- [What to work on] From the entries below, extract every line that includes the word "禁打手机".
-- begin Source data --
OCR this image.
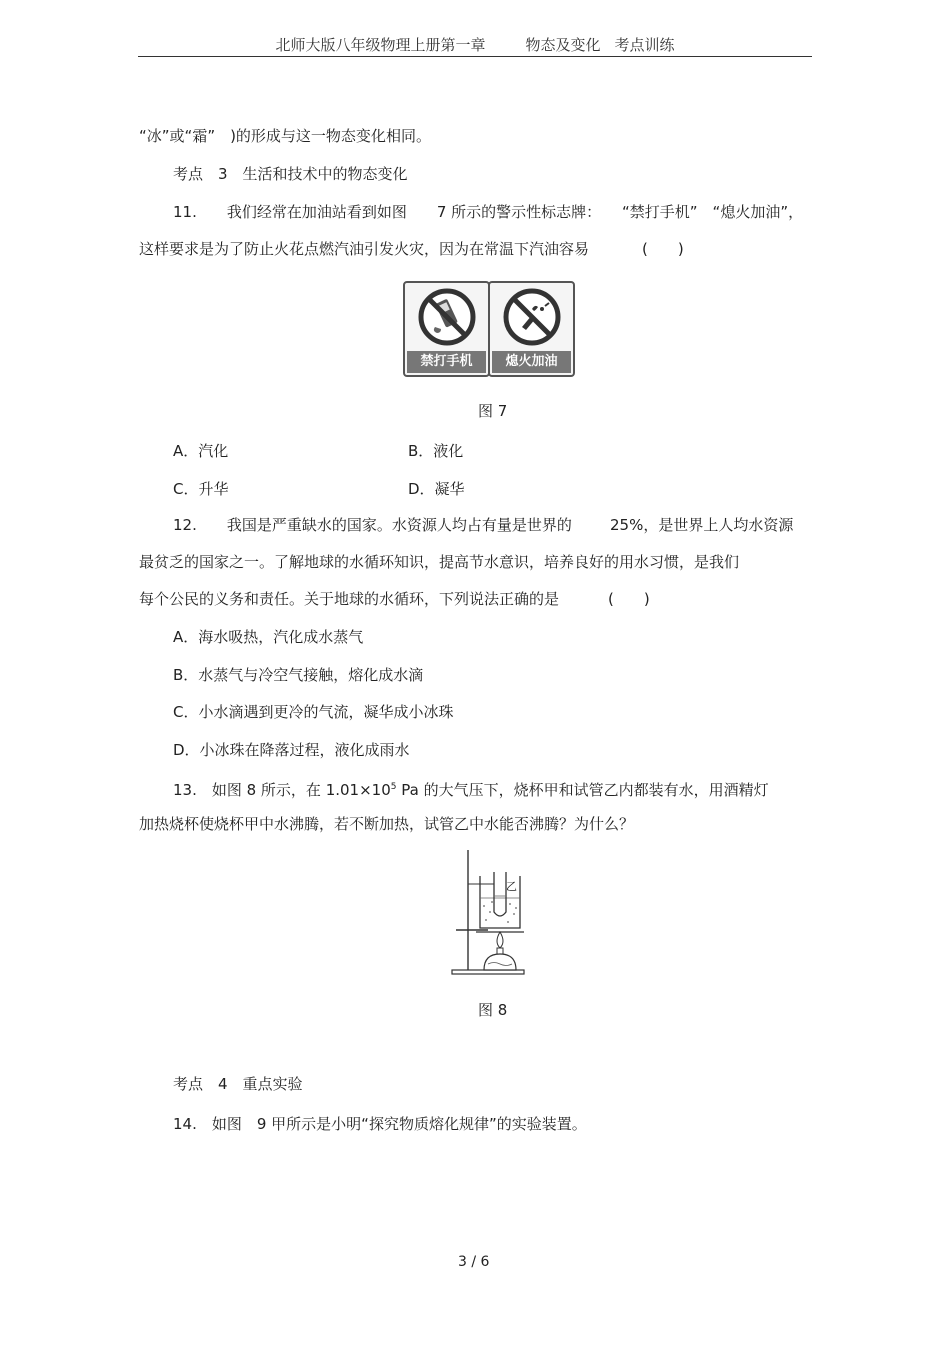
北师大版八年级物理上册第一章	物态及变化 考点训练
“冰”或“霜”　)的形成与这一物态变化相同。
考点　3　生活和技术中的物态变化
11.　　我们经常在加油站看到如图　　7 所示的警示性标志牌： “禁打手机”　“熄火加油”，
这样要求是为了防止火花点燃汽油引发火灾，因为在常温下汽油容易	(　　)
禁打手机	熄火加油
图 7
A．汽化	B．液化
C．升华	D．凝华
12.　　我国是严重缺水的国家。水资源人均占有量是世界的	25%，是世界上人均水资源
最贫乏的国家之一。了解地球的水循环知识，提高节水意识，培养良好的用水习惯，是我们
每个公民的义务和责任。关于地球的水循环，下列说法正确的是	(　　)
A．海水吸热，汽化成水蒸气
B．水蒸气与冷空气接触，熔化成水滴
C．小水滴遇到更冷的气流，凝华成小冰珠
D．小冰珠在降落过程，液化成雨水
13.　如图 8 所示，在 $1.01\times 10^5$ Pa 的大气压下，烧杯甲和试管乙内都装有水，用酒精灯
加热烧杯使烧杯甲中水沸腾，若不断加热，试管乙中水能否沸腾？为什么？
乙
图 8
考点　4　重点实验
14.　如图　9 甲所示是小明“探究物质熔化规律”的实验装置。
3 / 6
-- end Source data --
-- begin Source data --
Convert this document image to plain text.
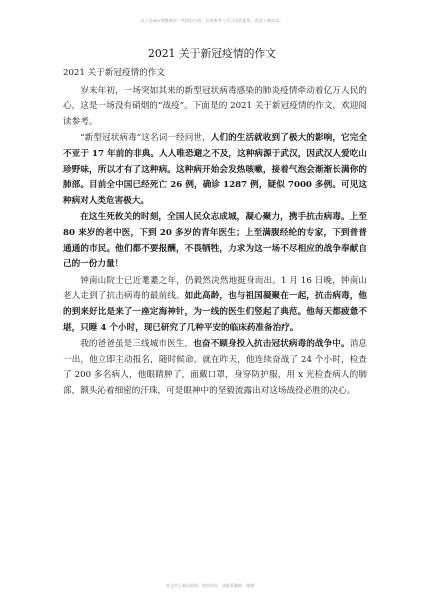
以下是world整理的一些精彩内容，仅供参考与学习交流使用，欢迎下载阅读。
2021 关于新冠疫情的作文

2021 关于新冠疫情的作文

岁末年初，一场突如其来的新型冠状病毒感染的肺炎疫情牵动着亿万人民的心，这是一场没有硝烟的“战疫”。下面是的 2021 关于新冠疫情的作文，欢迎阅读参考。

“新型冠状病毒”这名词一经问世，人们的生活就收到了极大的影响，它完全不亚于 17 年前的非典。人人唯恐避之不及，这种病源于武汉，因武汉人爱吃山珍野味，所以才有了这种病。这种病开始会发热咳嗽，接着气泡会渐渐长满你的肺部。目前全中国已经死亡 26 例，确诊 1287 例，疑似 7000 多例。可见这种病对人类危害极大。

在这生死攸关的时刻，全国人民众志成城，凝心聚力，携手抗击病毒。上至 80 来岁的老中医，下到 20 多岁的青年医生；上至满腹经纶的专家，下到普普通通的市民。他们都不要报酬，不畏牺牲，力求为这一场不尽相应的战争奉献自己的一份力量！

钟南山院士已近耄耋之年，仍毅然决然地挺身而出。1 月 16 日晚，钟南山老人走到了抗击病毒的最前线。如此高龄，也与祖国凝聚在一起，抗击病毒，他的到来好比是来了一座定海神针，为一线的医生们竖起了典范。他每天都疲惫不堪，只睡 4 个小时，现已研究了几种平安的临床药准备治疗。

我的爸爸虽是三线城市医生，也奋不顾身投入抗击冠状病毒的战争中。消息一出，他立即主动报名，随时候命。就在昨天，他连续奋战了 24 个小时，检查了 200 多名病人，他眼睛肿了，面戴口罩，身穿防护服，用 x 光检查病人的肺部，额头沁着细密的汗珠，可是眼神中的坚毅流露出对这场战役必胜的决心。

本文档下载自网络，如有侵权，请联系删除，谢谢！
-- end Source data --
- [Written response]
11.　　我们经常在加油站看到如图　　7 所示的警示性标志牌： “禁打手机”　“熄火加油”，
禁打手机	熄火加油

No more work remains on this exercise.